[Stored items]
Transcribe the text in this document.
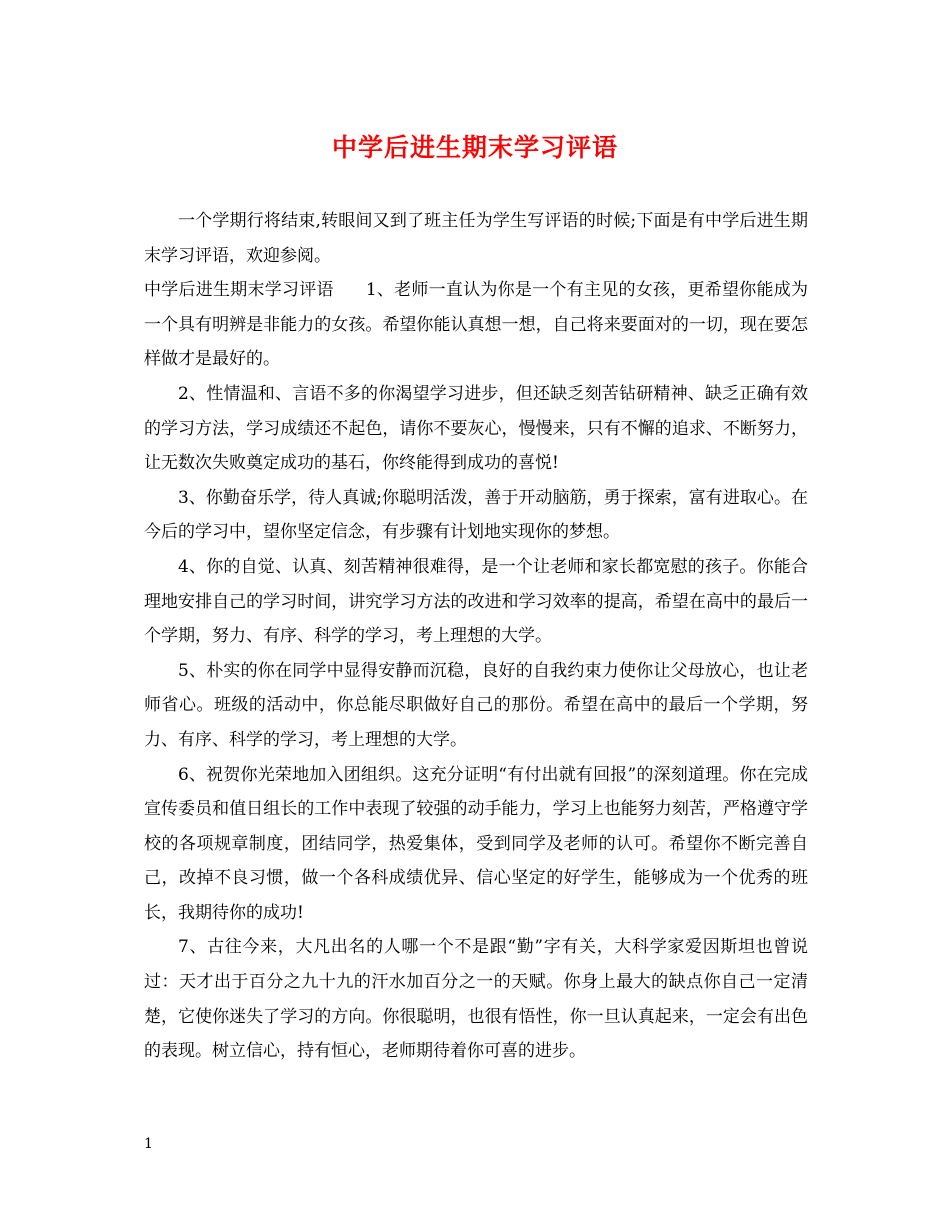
中学后进生期末学习评语

一个学期行将结束,转眼间又到了班主任为学生写评语的时候;下面是有中学后进生期末学习评语，欢迎参阅。

中学后进生期末学习评语 1、老师一直认为你是一个有主见的女孩，更希望你能成为一个具有明辨是非能力的女孩。希望你能认真想一想，自己将来要面对的一切，现在要怎样做才是最好的。

2、性情温和、言语不多的你渴望学习进步，但还缺乏刻苦钻研精神、缺乏正确有效的学习方法，学习成绩还不起色，请你不要灰心，慢慢来，只有不懈的追求、不断努力，让无数次失败奠定成功的基石，你终能得到成功的喜悦!

3、你勤奋乐学，待人真诚;你聪明活泼，善于开动脑筋，勇于探索，富有进取心。在今后的学习中，望你坚定信念，有步骤有计划地实现你的梦想。

4、你的自觉、认真、刻苦精神很难得，是一个让老师和家长都宽慰的孩子。你能合理地安排自己的学习时间，讲究学习方法的改进和学习效率的提高，希望在高中的最后一个学期，努力、有序、科学的学习，考上理想的大学。

5、朴实的你在同学中显得安静而沉稳，良好的自我约束力使你让父母放心，也让老师省心。班级的活动中，你总能尽职做好自己的那份。希望在高中的最后一个学期，努力、有序、科学的学习，考上理想的大学。

6、祝贺你光荣地加入团组织。这充分证明“有付出就有回报”的深刻道理。你在完成宣传委员和值日组长的工作中表现了较强的动手能力，学习上也能努力刻苦，严格遵守学校的各项规章制度，团结同学，热爱集体，受到同学及老师的认可。希望你不断完善自己，改掉不良习惯，做一个各科成绩优异、信心坚定的好学生，能够成为一个优秀的班长，我期待你的成功!

7、古往今来，大凡出名的人哪一个不是跟“勤”字有关，大科学家爱因斯坦也曾说过：天才出于百分之九十九的汗水加百分之一的天赋。你身上最大的缺点你自己一定清楚，它使你迷失了学习的方向。你很聪明，也很有悟性，你一旦认真起来，一定会有出色的表现。树立信心，持有恒心，老师期待着你可喜的进步。

1
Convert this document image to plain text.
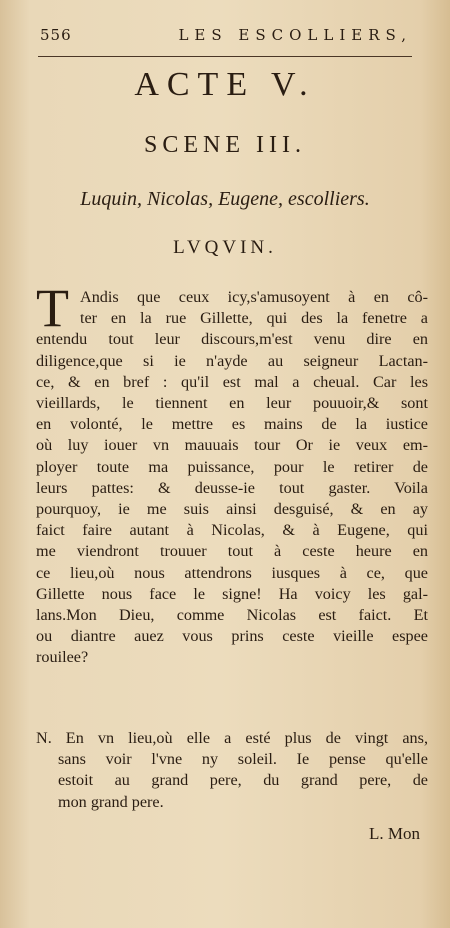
556	LES ESCOLLIERS,
ACTE V.
SCENE III.
Luquin, Nicolas, Eugene, escolliers.
LVQVIN.
T Andis que ceux icy,s'amusoyent à en cô-
ter en la rue Gillette, qui des la fenetre a
entendu tout leur discours,m'est venu dire en
diligence,que si ie n'ayde au seigneur Lactan-
ce, & en bref : qu'il est mal a cheual. Car les
vieillards, le tiennent en leur pouuoir,& sont
en volonté, le mettre es mains de la iustice
où luy iouer vn mauuais tour Or ie veux em-
ployer toute ma puissance, pour le retirer de
leurs pattes: & deusse-ie tout gaster. Voila
pourquoy, ie me suis ainsi desguisé, & en ay
faict faire autant à Nicolas, & à Eugene, qui
me viendront trouuer tout à ceste heure en
ce lieu,où nous attendrons iusques à ce, que
Gillette nous face le signe! Ha voicy les gal-
lans.Mon Dieu, comme Nicolas est faict. Et
ou diantre auez vous prins ceste vieille espee
rouilee?
N. En vn lieu,où elle a esté plus de vingt ans,
sans voir l'vne ny soleil. Ie pense qu'elle
estoit au grand pere, du grand pere, de
mon grand pere.
L. Mon
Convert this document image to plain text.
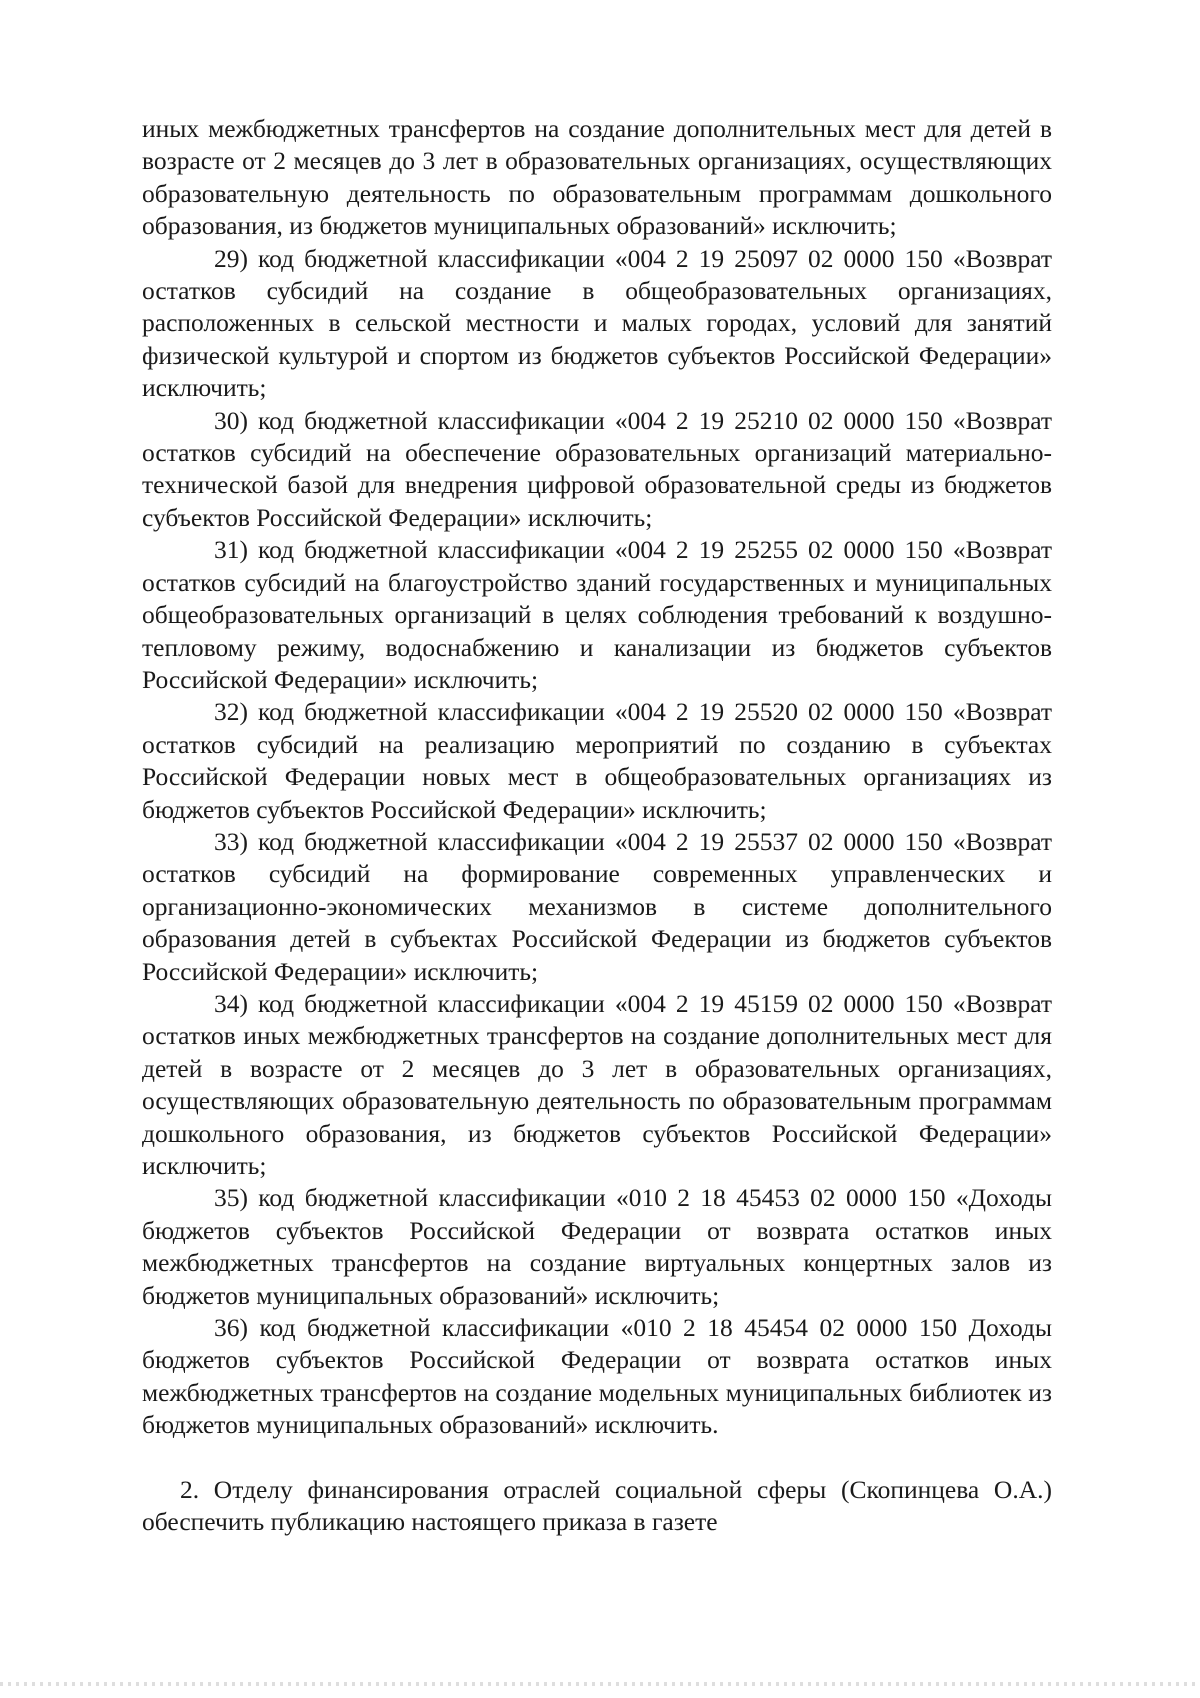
иных межбюджетных трансфертов на создание дополнительных мест для детей в возрасте от 2 месяцев до 3 лет в образовательных организациях, осуществляющих образовательную деятельность по образовательным программам дошкольного образования, из бюджетов муниципальных образований» исключить;

29) код бюджетной классификации «004 2 19 25097 02 0000 150 «Возврат остатков субсидий на создание в общеобразовательных организациях, расположенных в сельской местности и малых городах, условий для занятий физической культурой и спортом из бюджетов субъектов Российской Федерации» исключить;

30) код бюджетной классификации «004 2 19 25210 02 0000 150 «Возврат остатков субсидий на обеспечение образовательных организаций материально-технической базой для внедрения цифровой образовательной среды из бюджетов субъектов Российской Федерации» исключить;

31) код бюджетной классификации «004 2 19 25255 02 0000 150 «Возврат остатков субсидий на благоустройство зданий государственных и муниципальных общеобразовательных организаций в целях соблюдения требований к воздушно-тепловому режиму, водоснабжению и канализации из бюджетов субъектов Российской Федерации» исключить;

32) код бюджетной классификации «004 2 19 25520 02 0000 150 «Возврат остатков субсидий на реализацию мероприятий по созданию в субъектах Российской Федерации новых мест в общеобразовательных организациях из бюджетов субъектов Российской Федерации» исключить;

33) код бюджетной классификации «004 2 19 25537 02 0000 150 «Возврат остатков субсидий на формирование современных управленческих и организационно-экономических механизмов в системе дополнительного образования детей в субъектах Российской Федерации из бюджетов субъектов Российской Федерации» исключить;

34) код бюджетной классификации «004 2 19 45159 02 0000 150 «Возврат остатков иных межбюджетных трансфертов на создание дополнительных мест для детей в возрасте от 2 месяцев до 3 лет в образовательных организациях, осуществляющих образовательную деятельность по образовательным программам дошкольного образования, из бюджетов субъектов Российской Федерации» исключить;

35) код бюджетной классификации «010 2 18 45453 02 0000 150 «Доходы бюджетов субъектов Российской Федерации от возврата остатков иных межбюджетных трансфертов на создание виртуальных концертных залов из бюджетов муниципальных образований» исключить;

36) код бюджетной классификации «010 2 18 45454 02 0000 150 Доходы бюджетов субъектов Российской Федерации от возврата остатков иных межбюджетных трансфертов на создание модельных муниципальных библиотек из бюджетов муниципальных образований» исключить.

2. Отделу финансирования отраслей социальной сферы (Скопинцева О.А.) обеспечить публикацию настоящего приказа в газете
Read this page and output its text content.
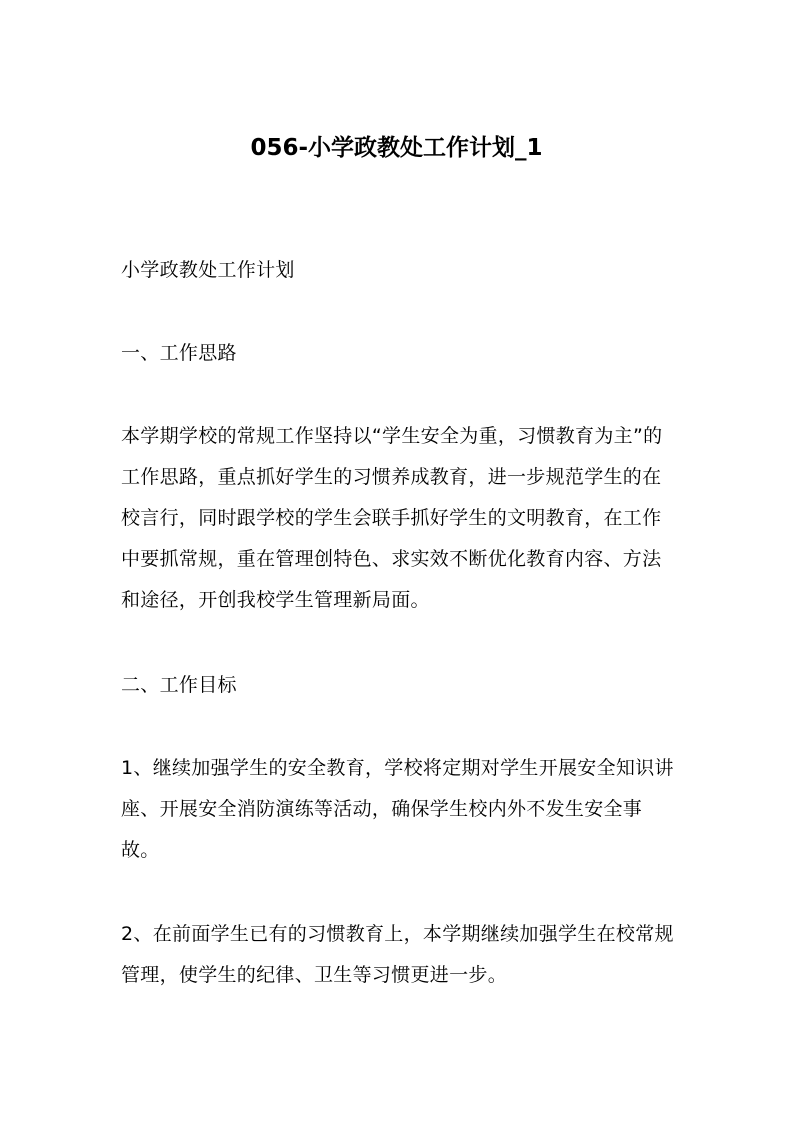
056-小学政教处工作计划_1

小学政教处工作计划

一、工作思路

本学期学校的常规工作坚持以“学生安全为重，习惯教育为主”的工作思路，重点抓好学生的习惯养成教育，进一步规范学生的在校言行，同时跟学校的学生会联手抓好学生的文明教育，在工作中要抓常规，重在管理创特色、求实效不断优化教育内容、方法和途径，开创我校学生管理新局面。

二、工作目标

1、继续加强学生的安全教育，学校将定期对学生开展安全知识讲座、开展安全消防演练等活动，确保学生校内外不发生安全事故。

2、在前面学生已有的习惯教育上，本学期继续加强学生在校常规管理，使学生的纪律、卫生等习惯更进一步。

- [Instruction] Find the word "text" in the entries above and gather every line that holds it.

- [Exercise result]
Transcribe the text in this document.
Convert this document image to plain text.
Convert this document image to plain text.
Read this page and output its text content.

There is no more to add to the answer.